**STATED TASK**
Below are the records; locate each line with the word "PERPETUAL" and copy it.

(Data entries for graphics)
==============================

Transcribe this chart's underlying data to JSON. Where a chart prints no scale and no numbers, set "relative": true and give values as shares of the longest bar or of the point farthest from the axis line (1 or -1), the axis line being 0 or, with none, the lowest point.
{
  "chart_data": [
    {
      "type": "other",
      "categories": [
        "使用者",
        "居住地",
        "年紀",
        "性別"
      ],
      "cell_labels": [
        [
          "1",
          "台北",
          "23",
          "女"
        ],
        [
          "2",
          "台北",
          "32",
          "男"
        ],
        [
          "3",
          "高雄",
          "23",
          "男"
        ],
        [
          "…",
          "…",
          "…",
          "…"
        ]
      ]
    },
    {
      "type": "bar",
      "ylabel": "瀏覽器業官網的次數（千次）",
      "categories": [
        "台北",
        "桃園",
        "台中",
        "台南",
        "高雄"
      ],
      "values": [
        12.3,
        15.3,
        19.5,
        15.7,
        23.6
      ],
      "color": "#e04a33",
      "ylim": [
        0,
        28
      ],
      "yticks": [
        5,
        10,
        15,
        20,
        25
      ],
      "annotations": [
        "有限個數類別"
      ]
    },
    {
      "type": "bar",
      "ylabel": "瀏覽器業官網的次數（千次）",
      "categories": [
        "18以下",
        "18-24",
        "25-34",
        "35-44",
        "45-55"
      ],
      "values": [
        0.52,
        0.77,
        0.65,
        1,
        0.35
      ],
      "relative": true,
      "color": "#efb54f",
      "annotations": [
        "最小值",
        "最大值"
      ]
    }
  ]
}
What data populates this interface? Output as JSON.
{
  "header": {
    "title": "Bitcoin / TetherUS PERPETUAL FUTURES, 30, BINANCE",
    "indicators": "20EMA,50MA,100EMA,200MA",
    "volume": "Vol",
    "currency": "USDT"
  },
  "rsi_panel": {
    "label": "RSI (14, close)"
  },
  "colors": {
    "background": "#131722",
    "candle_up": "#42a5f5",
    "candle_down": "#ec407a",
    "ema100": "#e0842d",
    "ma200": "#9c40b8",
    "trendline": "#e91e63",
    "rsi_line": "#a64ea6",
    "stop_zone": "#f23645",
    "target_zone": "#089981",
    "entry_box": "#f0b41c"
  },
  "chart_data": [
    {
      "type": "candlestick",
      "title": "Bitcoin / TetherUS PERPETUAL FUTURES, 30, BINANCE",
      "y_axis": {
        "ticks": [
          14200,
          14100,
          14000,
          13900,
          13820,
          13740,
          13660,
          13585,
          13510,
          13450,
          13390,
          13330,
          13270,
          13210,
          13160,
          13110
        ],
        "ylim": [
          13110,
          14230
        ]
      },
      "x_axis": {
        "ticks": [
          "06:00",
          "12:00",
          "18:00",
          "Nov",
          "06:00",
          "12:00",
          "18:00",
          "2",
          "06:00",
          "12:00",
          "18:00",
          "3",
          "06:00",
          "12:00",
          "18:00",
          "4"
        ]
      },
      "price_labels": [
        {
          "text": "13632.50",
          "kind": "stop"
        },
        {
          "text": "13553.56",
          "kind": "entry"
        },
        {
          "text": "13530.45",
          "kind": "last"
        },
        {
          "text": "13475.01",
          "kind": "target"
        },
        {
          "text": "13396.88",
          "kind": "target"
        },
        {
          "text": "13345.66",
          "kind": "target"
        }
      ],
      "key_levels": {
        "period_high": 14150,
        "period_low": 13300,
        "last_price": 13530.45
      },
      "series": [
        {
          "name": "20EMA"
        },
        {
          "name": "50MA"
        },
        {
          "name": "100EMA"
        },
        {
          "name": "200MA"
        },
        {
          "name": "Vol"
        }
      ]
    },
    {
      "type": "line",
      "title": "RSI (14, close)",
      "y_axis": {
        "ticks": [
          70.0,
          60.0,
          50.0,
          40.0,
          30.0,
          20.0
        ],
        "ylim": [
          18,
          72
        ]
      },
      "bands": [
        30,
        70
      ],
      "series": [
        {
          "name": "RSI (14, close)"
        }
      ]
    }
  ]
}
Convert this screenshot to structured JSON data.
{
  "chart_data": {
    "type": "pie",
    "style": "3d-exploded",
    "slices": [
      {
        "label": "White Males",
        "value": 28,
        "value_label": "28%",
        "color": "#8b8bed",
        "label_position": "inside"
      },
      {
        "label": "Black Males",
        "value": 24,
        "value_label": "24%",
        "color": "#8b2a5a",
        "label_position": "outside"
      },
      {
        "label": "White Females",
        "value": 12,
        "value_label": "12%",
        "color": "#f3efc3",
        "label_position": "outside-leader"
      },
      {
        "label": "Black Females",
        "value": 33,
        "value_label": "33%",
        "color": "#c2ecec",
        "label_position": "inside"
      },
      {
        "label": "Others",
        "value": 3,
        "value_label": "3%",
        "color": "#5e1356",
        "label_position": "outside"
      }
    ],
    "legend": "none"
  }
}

==============================

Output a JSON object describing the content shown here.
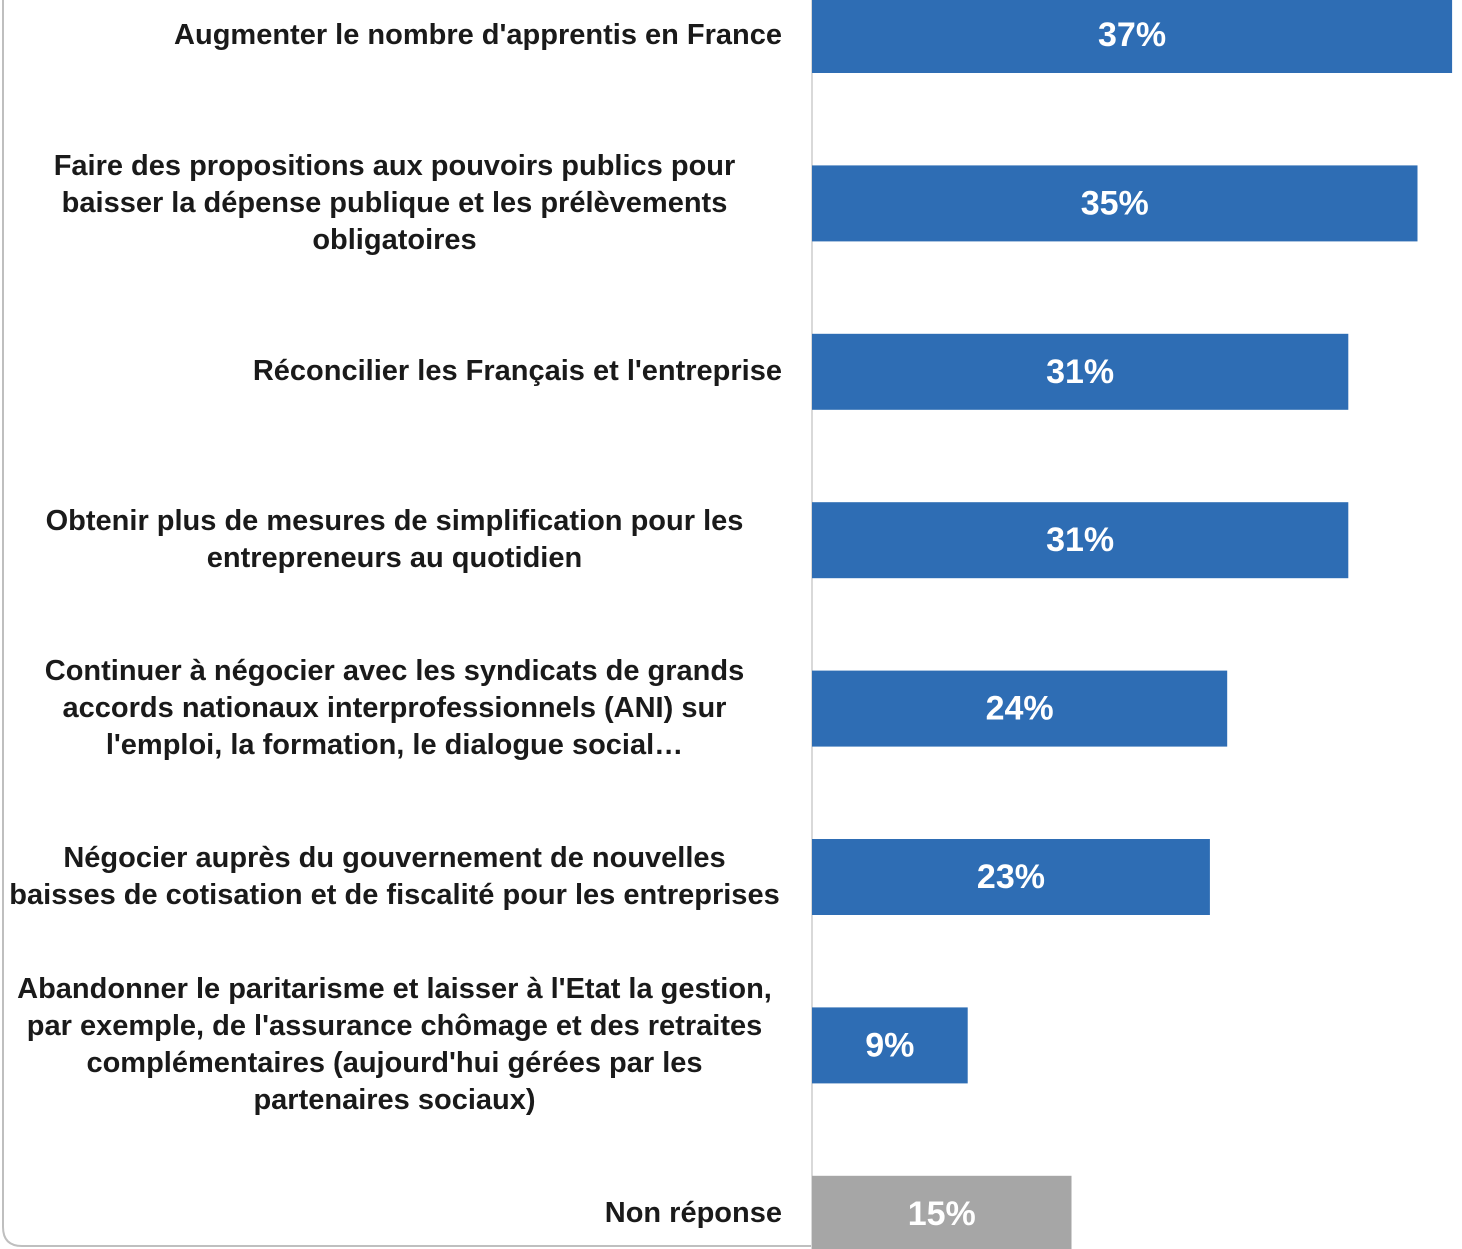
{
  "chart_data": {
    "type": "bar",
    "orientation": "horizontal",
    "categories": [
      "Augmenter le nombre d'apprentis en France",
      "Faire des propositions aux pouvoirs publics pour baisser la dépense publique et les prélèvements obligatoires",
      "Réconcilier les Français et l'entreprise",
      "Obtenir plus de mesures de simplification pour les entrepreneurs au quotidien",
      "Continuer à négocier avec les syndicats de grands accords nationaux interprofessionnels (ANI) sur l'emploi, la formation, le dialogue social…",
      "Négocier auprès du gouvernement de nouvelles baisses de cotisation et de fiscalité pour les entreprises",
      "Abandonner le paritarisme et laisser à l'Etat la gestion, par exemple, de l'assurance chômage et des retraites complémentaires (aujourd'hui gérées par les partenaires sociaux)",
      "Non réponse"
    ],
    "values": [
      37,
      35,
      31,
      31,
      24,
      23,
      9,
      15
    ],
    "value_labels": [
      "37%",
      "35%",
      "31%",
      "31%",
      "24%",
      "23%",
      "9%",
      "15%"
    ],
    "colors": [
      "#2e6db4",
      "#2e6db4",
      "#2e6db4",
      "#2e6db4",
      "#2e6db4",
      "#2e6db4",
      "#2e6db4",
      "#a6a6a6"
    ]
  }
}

==============================

**WRITTEN SOLUTION**
    "title": "Bitcoin / TetherUS PERPETUAL FUTURES, 30, BINANCE",
      "title": "Bitcoin / TetherUS PERPETUAL FUTURES, 30, BINANCE",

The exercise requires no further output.